Objective:
Copy each line below in which the word "مرفق" occurs.

Record excerpts:

══════════════════════════════

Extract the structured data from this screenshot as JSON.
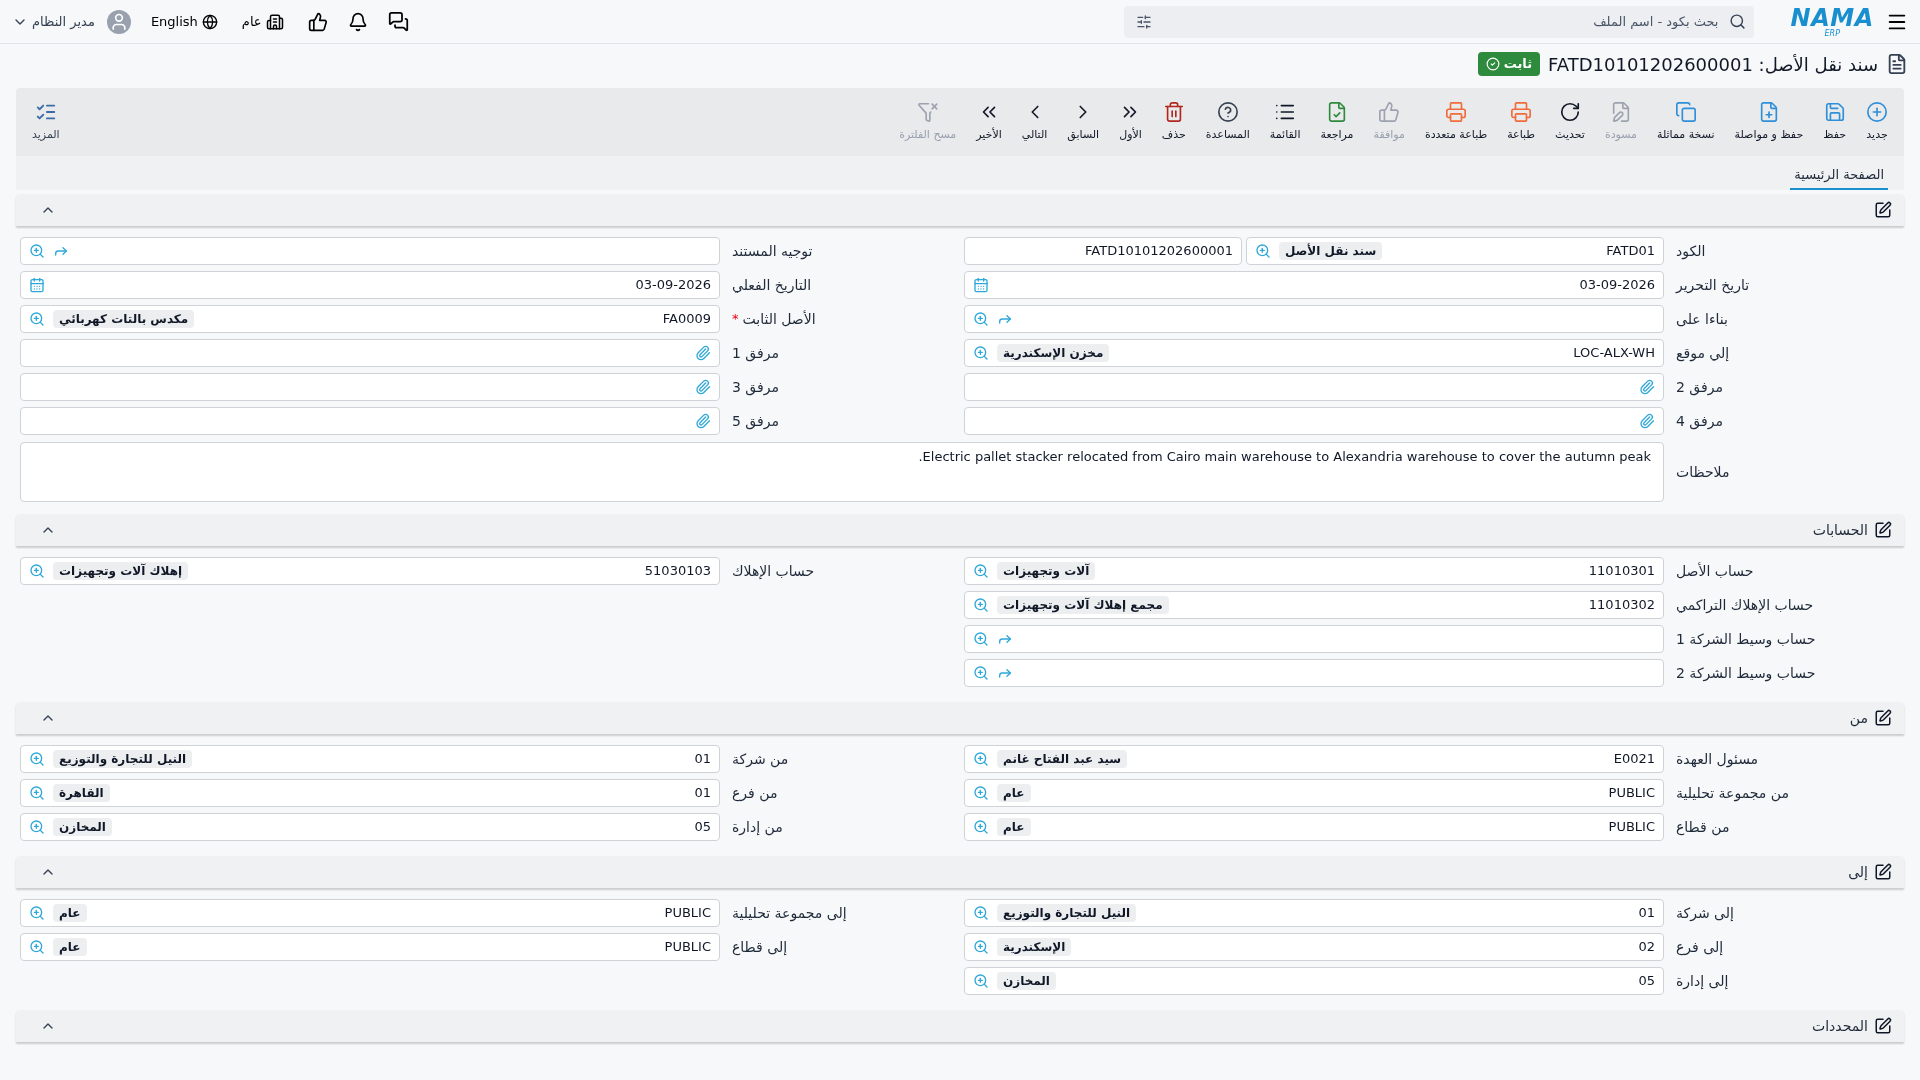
{
  "topbar": {
    "logo": {
      "name": "NAMA",
      "sub": "ERP"
    },
    "search": {
      "placeholder": "بحث بكود - اسم الملف"
    },
    "workspace": "عام",
    "language": "English",
    "user": "مدير النظام"
  },
  "title": {
    "text": "سند نقل الأصل: FATD10101202600001",
    "status": "ثابت"
  },
  "toolbar": [
    {
      "label": "جديد",
      "kind": "plus",
      "color": "#2f8fd8",
      "disabled": false
    },
    {
      "label": "حفظ",
      "kind": "save",
      "color": "#2f8fd8",
      "disabled": false
    },
    {
      "label": "حفظ و مواصلة",
      "kind": "fileplus",
      "color": "#2f8fd8",
      "disabled": false
    },
    {
      "label": "نسخة مماثلة",
      "kind": "copy",
      "color": "#2f8fd8",
      "disabled": false
    },
    {
      "label": "مسودة",
      "kind": "draft",
      "color": "#9ca3af",
      "disabled": true
    },
    {
      "label": "تحديث",
      "kind": "refresh",
      "color": "#111827",
      "disabled": false
    },
    {
      "label": "طباعة",
      "kind": "print",
      "color": "#f26b3a",
      "disabled": false
    },
    {
      "label": "طباعة متعددة",
      "kind": "printmulti",
      "color": "#f26b3a",
      "disabled": false
    },
    {
      "label": "موافقة",
      "kind": "approve",
      "color": "#9ca3af",
      "disabled": true
    },
    {
      "label": "مراجعة",
      "kind": "review",
      "color": "#2e8b3e",
      "disabled": false
    },
    {
      "label": "القائمة",
      "kind": "list",
      "color": "#111827",
      "disabled": false
    },
    {
      "label": "المساعدة",
      "kind": "help",
      "color": "#374151",
      "disabled": false
    },
    {
      "label": "حذف",
      "kind": "delete",
      "color": "#b3261e",
      "disabled": false
    },
    {
      "label": "الأول",
      "kind": "first",
      "color": "#111827",
      "disabled": false
    },
    {
      "label": "السابق",
      "kind": "prev",
      "color": "#111827",
      "disabled": false
    },
    {
      "label": "التالي",
      "kind": "next",
      "color": "#111827",
      "disabled": false
    },
    {
      "label": "الأخير",
      "kind": "last",
      "color": "#111827",
      "disabled": false
    },
    {
      "label": "مسح الفلترة",
      "kind": "clearfilter",
      "color": "#9ca3af",
      "disabled": true
    }
  ],
  "more": {
    "label": "المزيد"
  },
  "tabs": [
    {
      "label": "الصفحة الرئيسية",
      "selected": true
    }
  ],
  "sections": [
    {
      "expanded": true,
      "columns": [
        [
          {
            "label": "الكود",
            "kind": "code",
            "value": "FATD01",
            "chip": "سند نقل الأصل",
            "doc": "FATD10101202600001"
          },
          {
            "label": "تاريخ التحرير",
            "kind": "date",
            "value": "03-09-2026"
          },
          {
            "label": "بناءا على",
            "kind": "lookup"
          },
          {
            "label": "إلي موقع",
            "kind": "lookup",
            "value": "LOC-ALX-WH",
            "chip": "مخزن الإسكندرية"
          },
          {
            "label": "مرفق 2",
            "kind": "attachment"
          },
          {
            "label": "مرفق 4",
            "kind": "attachment"
          }
        ],
        [
          {
            "label": "توجيه المستند",
            "kind": "lookup"
          },
          {
            "label": "التاريخ الفعلي",
            "kind": "date",
            "value": "03-09-2026"
          },
          {
            "label": "الأصل الثابت",
            "required_mark": "*",
            "kind": "lookup",
            "value": "FA0009",
            "chip": "مكدس بالتات كهربائي"
          },
          {
            "label": "مرفق 1",
            "kind": "attachment"
          },
          {
            "label": "مرفق 3",
            "kind": "attachment"
          },
          {
            "label": "مرفق 5",
            "kind": "attachment"
          }
        ]
      ],
      "notes": {
        "label": "ملاحظات",
        "value": "Electric pallet stacker relocated from Cairo main warehouse to Alexandria warehouse to cover the autumn peak."
      }
    },
    {
      "title": "الحسابات",
      "expanded": true,
      "columns": [
        [
          {
            "label": "حساب الأصل",
            "kind": "lookup",
            "value": "11010301",
            "chip": "آلات وتجهيزات"
          },
          {
            "label": "حساب الإهلاك التراكمي",
            "kind": "lookup",
            "value": "11010302",
            "chip": "مجمع إهلاك آلات وتجهيزات"
          },
          {
            "label": "حساب وسيط الشركة 1",
            "kind": "lookup"
          },
          {
            "label": "حساب وسيط الشركة 2",
            "kind": "lookup"
          }
        ],
        [
          {
            "label": "حساب الإهلاك",
            "kind": "lookup",
            "value": "51030103",
            "chip": "إهلاك آلات وتجهيزات"
          }
        ]
      ]
    },
    {
      "title": "من",
      "expanded": true,
      "columns": [
        [
          {
            "label": "مسئول العهدة",
            "kind": "lookup",
            "value": "E0021",
            "chip": "سيد عبد الفتاح غانم"
          },
          {
            "label": "من مجموعة تحليلية",
            "kind": "lookup",
            "value": "PUBLIC",
            "chip": "عام"
          },
          {
            "label": "من قطاع",
            "kind": "lookup",
            "value": "PUBLIC",
            "chip": "عام"
          }
        ],
        [
          {
            "label": "من شركة",
            "kind": "lookup",
            "value": "01",
            "chip": "النيل للتجارة والتوزيع"
          },
          {
            "label": "من فرع",
            "kind": "lookup",
            "value": "01",
            "chip": "القاهرة"
          },
          {
            "label": "من إدارة",
            "kind": "lookup",
            "value": "05",
            "chip": "المخازن"
          }
        ]
      ]
    },
    {
      "title": "إلى",
      "expanded": true,
      "columns": [
        [
          {
            "label": "إلى شركة",
            "kind": "lookup",
            "value": "01",
            "chip": "النيل للتجارة والتوزيع"
          },
          {
            "label": "إلى فرع",
            "kind": "lookup",
            "value": "02",
            "chip": "الإسكندرية"
          },
          {
            "label": "إلى إدارة",
            "kind": "lookup",
            "value": "05",
            "chip": "المخازن"
          }
        ],
        [
          {
            "label": "إلى مجموعة تحليلية",
            "kind": "lookup",
            "value": "PUBLIC",
            "chip": "عام"
          },
          {
            "label": "إلى قطاع",
            "kind": "lookup",
            "value": "PUBLIC",
            "chip": "عام"
          }
        ]
      ]
    },
    {
      "title": "المحددات",
      "expanded": true,
      "columns": [
        [],
        []
      ]
    }
  ]
}
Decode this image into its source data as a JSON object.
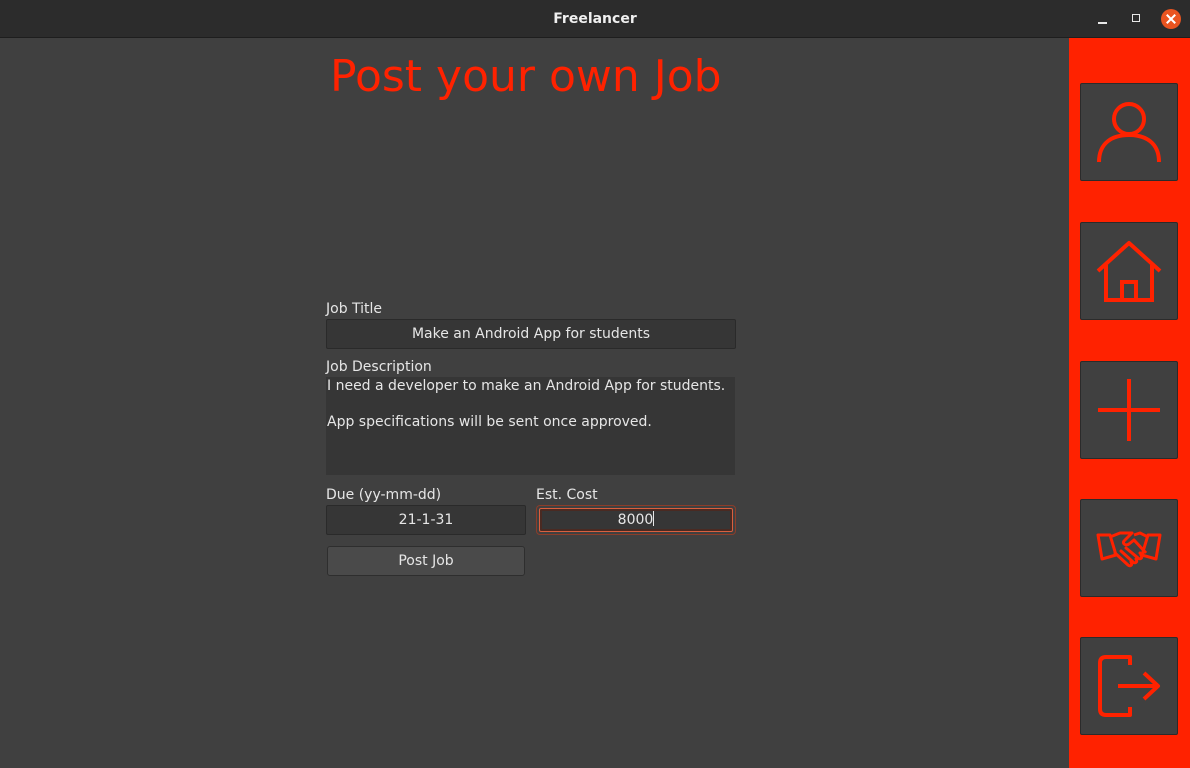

══════════════════════════════

Output:
            "label": "مرفق 2",
            "label": "مرفق 4",
            "label": "مرفق 1",
            "label": "مرفق 3",
            "label": "مرفق 5",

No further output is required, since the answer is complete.